Look over the lines below. Report each one that includes the string "мощности".

[Stored records]
——

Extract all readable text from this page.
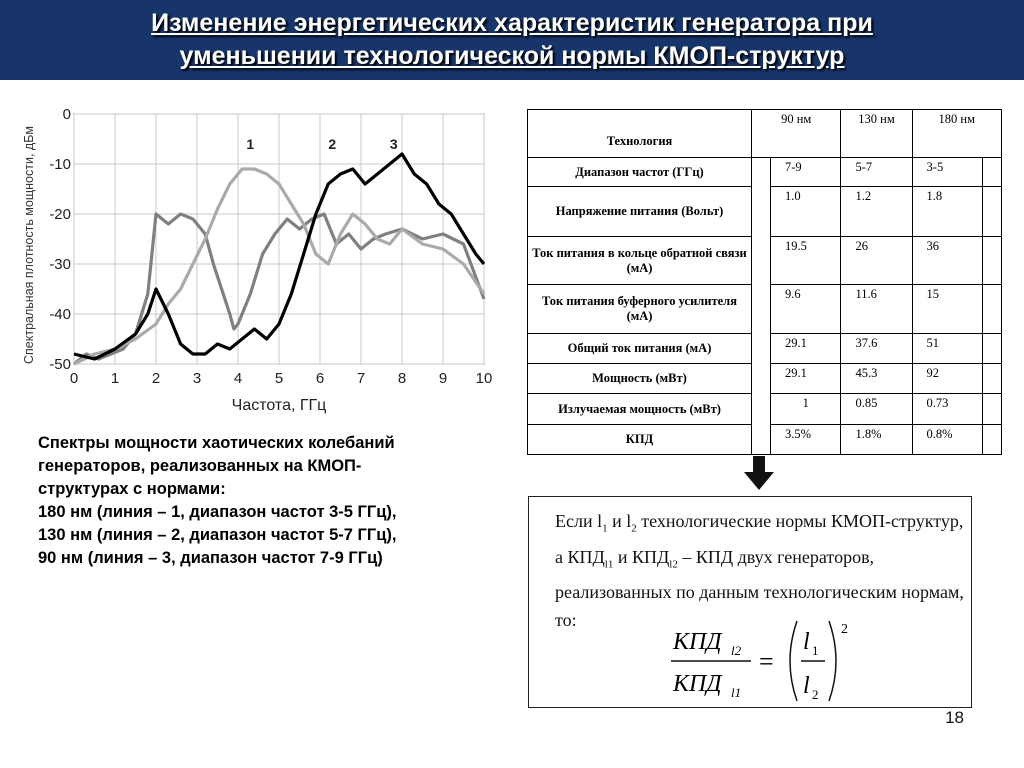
Изменение энергетических характеристик генератора при
уменьшении технологической нормы КМОП-структур
0 1 2 3 4 5 6 7 8 9 10
0
-10
-20
-30
-40
-50
Частота, ГГц
Спектральная плотность мощности, дБм	1	2	3
Спектры мощности хаотических колебаний
генераторов, реализованных на КМОП-
структурах с нормами:
180 нм (линия – 1, диапазон частот 3-5 ГГц),
130 нм (линия – 2, диапазон частот 5-7 ГГц),
90 нм (линия – 3, диапазон частот 7-9 ГГц)
Технология	90 нм		130 нм	180 нм	
Диапазон частот (ГГц)		7-9	5-7	3-5	
Напряжение питания (Вольт)		1.0	1.2	1.8	
Ток питания в кольце обратной связи (мА)		19.5	26	36	
Ток питания буферного усилителя (мА)		9.6	11.6	15	
Общий ток питания (мА)		29.1	37.6	51	
Мощность (мВт)		29.1	45.3	92	
Излучаемая мощность (мВт)		1	0.85	0.73	
КПД		3.5%	1.8%	0.8%	
Если $l_1$ и $l_2$ технологические нормы КМОП-структур, а $КПД_{l1}$ и $КПД_{l2}$ – КПД двух генераторов, реализованных по данным технологическим нормам, то:
КПД l2
КПД l1
=
l 1
l 2
2
18
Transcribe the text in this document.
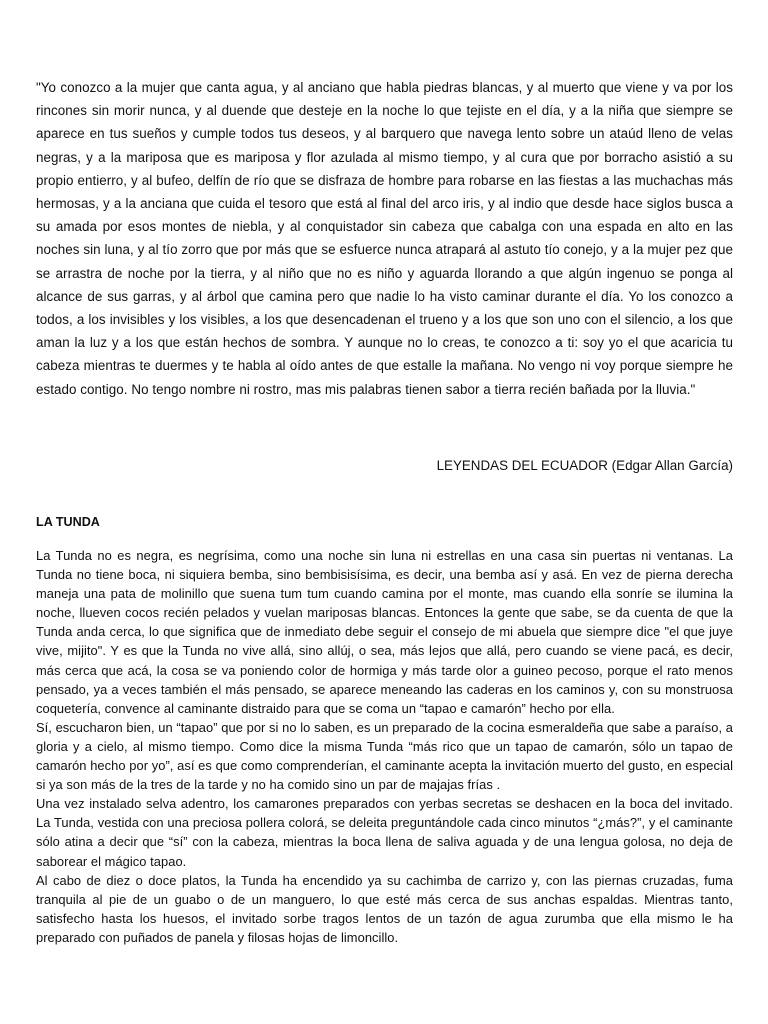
"Yo conozco a la mujer que canta agua, y al anciano que habla piedras blancas, y al muerto que viene y va por los rincones sin morir nunca, y al duende que desteje en la noche lo que tejiste en el día, y a la niña que siempre se aparece en tus sueños y cumple todos tus deseos, y al barquero que navega lento sobre un ataúd lleno de velas negras, y a la mariposa que es mariposa y flor azulada al mismo tiempo, y al cura que por borracho asistió a su propio entierro, y al bufeo, delfín de río que se disfraza de hombre para robarse en las fiestas a las muchachas más hermosas, y a la anciana que cuida el tesoro que está al final del arco iris, y al indio que desde hace siglos busca a su amada por esos montes de niebla, y al conquistador sin cabeza que cabalga con una espada en alto en las noches sin luna, y al tío zorro que por más que se esfuerce nunca atrapará al astuto tío conejo, y a la mujer pez que se arrastra de noche por la tierra, y al niño que no es niño y aguarda llorando a que algún ingenuo se ponga al alcance de sus garras, y al árbol que camina pero que nadie lo ha visto caminar durante el día. Yo los conozco a todos, a los invisibles y los visibles, a los que desencadenan el trueno y a los que son uno con el silencio, a los que aman la luz y a los que están hechos de sombra. Y aunque no lo creas, te conozco a ti: soy yo el que acaricia tu cabeza mientras te duermes y te habla al oído antes de que estalle la mañana. No vengo ni voy porque siempre he estado contigo. No tengo nombre ni rostro, mas mis palabras tienen sabor a tierra recién bañada por la lluvia."

LEYENDAS DEL ECUADOR (Edgar Allan García)

LA TUNDA

La Tunda no es negra, es negrísima, como una noche sin luna ni estrellas en una casa sin puertas ni ventanas. La Tunda no tiene boca, ni siquiera bemba, sino bembisisísima, es decir, una bemba así y asá. En vez de pierna derecha maneja una pata de molinillo que suena tum tum cuando camina por el monte, mas cuando ella sonríe se ilumina la noche, llueven cocos recién pelados y vuelan mariposas blancas. Entonces la gente que sabe, se da cuenta de que la Tunda anda cerca, lo que significa que de inmediato debe seguir el consejo de mi abuela que siempre dice "el que juye vive, mijito". Y es que la Tunda no vive allá, sino allúj, o sea, más lejos que allá, pero cuando se viene pacá, es decir, más cerca que acá, la cosa se va poniendo color de hormiga y más tarde olor a guineo pecoso, porque el rato menos pensado, ya a veces también el más pensado, se aparece meneando las caderas en los caminos y, con su monstruosa coquetería, convence al caminante distraido para que se coma un “tapao e camarón” hecho por ella.

Sí, escucharon bien, un “tapao” que por si no lo saben, es un preparado de la cocina esmeraldeña que sabe a paraíso, a gloria y a cielo, al mismo tiempo. Como dice la misma Tunda “más rico que un tapao de camarón, sólo un tapao de camarón hecho por yo”, así es que como comprenderían, el caminante acepta la invitación muerto del gusto, en especial si ya son más de la tres de la tarde y no ha comido sino un par de majajas frías .

Una vez instalado selva adentro, los camarones preparados con yerbas secretas se deshacen en la boca del invitado. La Tunda, vestida con una preciosa pollera colorá, se deleita preguntándole cada cinco minutos “¿más?”, y el caminante sólo atina a decir que “sí” con la cabeza, mientras la boca llena de saliva aguada y de una lengua golosa, no deja de saborear el mágico tapao.

Al cabo de diez o doce platos, la Tunda ha encendido ya su cachimba de carrizo y, con las piernas cruzadas, fuma tranquila al pie de un guabo o de un manguero, lo que esté más cerca de sus anchas espaldas. Mientras tanto, satisfecho hasta los huesos, el invitado sorbe tragos lentos de un tazón de agua zurumba que ella mismo le ha preparado con puñados de panela y filosas hojas de limoncillo.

——

§ THE REPLY:
Спектральная плотность мощности, дБм	1	2	3
Спектры мощности хаотических колебаний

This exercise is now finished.